* **TASK GOAL**: Find the string "người" and gather every line that holds it.

* **MATERIALS PROVIDED**:
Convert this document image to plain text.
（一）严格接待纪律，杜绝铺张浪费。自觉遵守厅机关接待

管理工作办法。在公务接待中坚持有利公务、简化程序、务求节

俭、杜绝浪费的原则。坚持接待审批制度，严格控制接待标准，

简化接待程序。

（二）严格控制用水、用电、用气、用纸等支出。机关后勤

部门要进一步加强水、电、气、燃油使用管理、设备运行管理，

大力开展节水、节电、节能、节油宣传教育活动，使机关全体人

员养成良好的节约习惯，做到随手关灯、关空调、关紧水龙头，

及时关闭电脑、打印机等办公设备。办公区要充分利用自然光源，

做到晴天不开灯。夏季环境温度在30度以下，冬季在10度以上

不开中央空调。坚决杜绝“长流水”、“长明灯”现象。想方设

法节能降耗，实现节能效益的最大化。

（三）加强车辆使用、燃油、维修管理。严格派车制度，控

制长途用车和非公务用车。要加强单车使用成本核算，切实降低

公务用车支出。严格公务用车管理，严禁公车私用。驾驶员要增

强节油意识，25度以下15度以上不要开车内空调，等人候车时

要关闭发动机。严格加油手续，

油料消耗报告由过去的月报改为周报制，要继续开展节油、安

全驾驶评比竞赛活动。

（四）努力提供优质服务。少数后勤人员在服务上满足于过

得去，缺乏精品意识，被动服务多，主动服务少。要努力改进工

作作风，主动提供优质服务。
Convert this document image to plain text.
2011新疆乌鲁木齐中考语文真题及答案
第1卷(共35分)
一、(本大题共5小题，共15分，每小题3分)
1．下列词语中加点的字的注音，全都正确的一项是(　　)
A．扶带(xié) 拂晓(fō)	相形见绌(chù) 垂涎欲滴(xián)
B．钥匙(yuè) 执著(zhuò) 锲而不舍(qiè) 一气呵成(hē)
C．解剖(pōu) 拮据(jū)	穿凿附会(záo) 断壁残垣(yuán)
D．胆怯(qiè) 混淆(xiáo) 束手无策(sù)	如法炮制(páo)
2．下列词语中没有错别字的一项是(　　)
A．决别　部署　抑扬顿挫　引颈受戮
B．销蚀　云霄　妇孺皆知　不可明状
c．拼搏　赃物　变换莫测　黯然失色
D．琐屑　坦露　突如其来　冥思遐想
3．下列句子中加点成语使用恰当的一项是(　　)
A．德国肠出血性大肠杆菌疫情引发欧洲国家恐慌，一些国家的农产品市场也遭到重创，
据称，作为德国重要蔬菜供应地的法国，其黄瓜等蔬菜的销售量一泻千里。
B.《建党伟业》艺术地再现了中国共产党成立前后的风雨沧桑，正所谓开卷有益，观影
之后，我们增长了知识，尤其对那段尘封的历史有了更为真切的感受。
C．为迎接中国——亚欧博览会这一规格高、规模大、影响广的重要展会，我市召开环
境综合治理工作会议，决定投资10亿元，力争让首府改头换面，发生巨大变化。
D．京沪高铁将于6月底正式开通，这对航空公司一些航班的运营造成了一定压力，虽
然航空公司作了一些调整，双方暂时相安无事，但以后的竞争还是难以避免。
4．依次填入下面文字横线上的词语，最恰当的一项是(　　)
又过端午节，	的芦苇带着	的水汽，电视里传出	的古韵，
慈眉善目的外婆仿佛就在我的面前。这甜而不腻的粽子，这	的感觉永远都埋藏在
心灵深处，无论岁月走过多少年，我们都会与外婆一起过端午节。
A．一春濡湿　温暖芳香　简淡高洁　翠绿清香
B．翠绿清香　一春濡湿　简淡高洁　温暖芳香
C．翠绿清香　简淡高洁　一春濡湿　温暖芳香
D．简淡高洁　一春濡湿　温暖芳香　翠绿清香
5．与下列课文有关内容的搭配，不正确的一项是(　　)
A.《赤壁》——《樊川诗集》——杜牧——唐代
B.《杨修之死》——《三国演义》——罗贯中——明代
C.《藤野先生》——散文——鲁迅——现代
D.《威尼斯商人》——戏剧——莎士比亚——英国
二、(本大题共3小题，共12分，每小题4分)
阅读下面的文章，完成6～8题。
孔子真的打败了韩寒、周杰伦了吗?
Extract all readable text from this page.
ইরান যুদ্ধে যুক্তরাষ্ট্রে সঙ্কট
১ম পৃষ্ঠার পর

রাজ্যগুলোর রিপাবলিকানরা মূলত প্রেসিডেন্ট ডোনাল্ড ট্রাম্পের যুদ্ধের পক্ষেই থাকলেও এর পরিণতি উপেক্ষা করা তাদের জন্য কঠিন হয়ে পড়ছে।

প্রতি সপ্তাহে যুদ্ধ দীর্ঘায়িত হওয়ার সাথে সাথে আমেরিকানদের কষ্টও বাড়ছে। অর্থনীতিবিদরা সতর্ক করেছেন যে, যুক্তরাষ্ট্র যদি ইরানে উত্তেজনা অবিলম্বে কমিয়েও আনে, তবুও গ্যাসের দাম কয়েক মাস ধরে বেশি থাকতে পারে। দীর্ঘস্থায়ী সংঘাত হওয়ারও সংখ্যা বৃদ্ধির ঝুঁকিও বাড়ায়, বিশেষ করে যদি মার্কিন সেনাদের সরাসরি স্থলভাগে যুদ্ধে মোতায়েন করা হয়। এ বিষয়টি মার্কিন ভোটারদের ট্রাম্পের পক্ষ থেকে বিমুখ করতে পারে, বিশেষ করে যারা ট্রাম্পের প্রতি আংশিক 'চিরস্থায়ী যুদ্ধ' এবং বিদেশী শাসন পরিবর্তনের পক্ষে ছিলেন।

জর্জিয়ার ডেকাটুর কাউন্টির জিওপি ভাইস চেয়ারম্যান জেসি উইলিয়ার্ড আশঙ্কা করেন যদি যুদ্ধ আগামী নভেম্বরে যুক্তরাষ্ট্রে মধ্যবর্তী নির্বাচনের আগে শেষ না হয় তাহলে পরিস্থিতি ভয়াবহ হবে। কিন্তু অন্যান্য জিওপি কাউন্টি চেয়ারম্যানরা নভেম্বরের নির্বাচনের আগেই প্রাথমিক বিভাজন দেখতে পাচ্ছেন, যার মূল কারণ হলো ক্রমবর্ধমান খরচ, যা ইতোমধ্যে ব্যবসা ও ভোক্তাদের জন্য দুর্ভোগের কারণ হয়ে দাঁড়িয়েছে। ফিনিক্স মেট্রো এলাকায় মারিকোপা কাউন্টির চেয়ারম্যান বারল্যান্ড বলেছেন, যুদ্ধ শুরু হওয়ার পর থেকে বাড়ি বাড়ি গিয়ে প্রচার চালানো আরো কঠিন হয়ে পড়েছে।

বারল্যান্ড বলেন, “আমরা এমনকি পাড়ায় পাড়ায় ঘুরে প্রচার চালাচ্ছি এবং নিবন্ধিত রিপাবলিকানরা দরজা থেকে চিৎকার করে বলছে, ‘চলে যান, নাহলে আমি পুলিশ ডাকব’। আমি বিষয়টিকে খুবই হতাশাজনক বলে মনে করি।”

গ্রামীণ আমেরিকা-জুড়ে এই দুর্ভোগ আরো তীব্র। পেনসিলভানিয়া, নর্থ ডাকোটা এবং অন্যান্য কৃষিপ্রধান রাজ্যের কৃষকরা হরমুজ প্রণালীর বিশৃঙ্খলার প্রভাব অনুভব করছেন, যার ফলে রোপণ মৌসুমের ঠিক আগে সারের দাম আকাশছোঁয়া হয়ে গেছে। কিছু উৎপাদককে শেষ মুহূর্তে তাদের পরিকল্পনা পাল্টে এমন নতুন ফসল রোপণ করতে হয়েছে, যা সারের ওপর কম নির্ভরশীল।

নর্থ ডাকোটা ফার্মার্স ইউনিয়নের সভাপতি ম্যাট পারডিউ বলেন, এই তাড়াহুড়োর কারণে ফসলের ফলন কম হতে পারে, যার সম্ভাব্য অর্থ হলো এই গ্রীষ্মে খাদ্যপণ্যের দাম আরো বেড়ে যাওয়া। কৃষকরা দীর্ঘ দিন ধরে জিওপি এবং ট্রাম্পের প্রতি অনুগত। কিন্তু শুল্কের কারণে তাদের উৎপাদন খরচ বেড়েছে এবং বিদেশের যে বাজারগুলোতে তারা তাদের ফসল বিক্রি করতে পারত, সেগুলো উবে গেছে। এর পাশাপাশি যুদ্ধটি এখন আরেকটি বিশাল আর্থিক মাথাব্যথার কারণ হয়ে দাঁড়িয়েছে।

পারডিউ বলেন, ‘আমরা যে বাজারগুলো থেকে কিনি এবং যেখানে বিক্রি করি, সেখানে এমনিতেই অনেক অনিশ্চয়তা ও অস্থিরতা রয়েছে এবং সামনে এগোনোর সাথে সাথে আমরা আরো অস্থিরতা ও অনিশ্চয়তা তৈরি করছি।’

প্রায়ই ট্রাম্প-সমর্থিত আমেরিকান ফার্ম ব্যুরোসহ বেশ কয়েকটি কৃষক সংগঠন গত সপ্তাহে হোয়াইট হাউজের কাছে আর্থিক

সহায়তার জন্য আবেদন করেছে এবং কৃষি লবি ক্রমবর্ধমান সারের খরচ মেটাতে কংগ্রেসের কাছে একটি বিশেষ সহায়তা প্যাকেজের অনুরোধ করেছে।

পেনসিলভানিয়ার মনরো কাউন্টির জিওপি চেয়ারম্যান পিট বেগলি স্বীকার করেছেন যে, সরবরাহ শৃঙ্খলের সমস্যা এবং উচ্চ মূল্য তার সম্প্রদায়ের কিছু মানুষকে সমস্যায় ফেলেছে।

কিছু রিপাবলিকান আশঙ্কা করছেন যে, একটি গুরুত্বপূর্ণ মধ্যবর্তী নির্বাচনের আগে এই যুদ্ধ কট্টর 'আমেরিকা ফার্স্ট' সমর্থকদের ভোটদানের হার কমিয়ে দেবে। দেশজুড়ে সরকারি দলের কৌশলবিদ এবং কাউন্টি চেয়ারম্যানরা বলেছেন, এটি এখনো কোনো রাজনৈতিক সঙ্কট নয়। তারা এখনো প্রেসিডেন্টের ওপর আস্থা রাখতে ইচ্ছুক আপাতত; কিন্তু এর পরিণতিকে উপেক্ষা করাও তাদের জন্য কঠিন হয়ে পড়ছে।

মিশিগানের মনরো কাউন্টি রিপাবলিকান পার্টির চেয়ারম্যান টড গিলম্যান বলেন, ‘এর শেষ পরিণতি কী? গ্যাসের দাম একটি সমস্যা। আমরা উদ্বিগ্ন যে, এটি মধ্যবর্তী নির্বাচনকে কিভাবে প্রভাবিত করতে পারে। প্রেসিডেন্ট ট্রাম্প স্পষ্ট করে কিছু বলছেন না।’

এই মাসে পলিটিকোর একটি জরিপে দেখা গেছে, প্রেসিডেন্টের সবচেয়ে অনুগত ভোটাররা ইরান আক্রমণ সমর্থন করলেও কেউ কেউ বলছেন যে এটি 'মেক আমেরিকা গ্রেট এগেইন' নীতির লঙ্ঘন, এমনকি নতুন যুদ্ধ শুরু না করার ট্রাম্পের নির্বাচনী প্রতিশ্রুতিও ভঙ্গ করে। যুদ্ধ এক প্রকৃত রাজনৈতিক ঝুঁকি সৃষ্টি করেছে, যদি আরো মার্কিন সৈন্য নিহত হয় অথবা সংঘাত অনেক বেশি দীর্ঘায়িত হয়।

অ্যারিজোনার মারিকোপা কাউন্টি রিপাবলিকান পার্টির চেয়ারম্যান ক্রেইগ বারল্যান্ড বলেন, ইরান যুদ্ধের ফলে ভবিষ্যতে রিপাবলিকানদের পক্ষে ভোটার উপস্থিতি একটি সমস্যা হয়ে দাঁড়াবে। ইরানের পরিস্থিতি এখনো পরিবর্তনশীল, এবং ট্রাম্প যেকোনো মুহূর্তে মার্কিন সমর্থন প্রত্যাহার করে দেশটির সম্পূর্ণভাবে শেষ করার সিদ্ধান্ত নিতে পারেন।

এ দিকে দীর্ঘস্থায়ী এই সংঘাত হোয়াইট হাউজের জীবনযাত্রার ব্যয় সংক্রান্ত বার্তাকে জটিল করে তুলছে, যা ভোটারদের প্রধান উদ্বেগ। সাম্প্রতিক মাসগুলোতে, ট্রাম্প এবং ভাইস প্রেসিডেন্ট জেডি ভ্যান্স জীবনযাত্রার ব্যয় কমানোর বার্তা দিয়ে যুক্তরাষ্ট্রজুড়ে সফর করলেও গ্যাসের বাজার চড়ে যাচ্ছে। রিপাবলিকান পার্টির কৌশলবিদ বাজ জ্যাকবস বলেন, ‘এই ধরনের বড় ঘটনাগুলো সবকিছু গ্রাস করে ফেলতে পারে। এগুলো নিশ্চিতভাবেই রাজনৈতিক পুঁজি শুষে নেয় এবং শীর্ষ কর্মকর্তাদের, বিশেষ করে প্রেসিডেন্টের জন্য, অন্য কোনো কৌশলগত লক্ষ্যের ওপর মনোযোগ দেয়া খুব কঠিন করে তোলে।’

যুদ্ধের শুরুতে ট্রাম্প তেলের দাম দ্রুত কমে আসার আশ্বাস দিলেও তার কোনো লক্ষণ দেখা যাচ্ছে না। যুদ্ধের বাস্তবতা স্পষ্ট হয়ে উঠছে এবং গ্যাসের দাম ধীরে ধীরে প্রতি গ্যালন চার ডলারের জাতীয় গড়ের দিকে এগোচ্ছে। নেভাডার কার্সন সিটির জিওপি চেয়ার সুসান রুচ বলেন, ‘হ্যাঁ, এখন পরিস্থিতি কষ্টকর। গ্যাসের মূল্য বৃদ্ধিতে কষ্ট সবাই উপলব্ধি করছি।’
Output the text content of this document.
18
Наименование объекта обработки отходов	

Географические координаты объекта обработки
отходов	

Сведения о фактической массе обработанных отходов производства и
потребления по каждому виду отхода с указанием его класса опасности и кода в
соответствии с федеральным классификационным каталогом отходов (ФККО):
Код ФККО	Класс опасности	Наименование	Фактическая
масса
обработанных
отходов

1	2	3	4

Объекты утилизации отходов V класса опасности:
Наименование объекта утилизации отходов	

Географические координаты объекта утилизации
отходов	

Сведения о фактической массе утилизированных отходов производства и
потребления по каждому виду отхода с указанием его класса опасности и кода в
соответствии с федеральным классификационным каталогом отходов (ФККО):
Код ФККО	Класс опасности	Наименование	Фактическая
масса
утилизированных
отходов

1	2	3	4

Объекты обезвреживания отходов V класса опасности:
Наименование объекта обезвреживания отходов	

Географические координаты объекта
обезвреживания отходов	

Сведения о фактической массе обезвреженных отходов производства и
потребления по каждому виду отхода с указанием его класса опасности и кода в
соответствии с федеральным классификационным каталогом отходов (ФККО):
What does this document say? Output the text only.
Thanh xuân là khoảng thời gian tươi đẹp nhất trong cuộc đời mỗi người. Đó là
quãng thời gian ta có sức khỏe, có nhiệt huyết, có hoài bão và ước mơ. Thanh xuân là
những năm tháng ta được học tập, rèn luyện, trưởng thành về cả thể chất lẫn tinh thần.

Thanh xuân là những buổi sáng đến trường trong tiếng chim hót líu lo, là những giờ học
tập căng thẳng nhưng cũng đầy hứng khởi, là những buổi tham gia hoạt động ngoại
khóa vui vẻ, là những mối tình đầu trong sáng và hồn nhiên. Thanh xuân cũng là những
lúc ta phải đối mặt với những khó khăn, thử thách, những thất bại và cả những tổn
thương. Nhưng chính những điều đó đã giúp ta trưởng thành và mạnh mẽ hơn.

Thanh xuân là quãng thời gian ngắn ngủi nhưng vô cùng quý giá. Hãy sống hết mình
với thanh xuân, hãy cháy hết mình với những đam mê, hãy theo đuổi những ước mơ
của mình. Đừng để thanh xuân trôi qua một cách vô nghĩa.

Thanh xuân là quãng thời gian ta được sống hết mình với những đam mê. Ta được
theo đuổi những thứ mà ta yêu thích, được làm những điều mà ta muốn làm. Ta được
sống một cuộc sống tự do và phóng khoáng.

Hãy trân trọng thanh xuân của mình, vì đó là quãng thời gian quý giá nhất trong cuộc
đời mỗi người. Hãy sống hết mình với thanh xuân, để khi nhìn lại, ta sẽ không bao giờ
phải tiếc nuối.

* **ANSWER**:
Thanh xuân là khoảng thời gian tươi đẹp nhất trong cuộc đời mỗi người. Đó là
đời mỗi người. Hãy sống hết mình với thanh xuân, để khi nhìn lại, ta sẽ không bao giờ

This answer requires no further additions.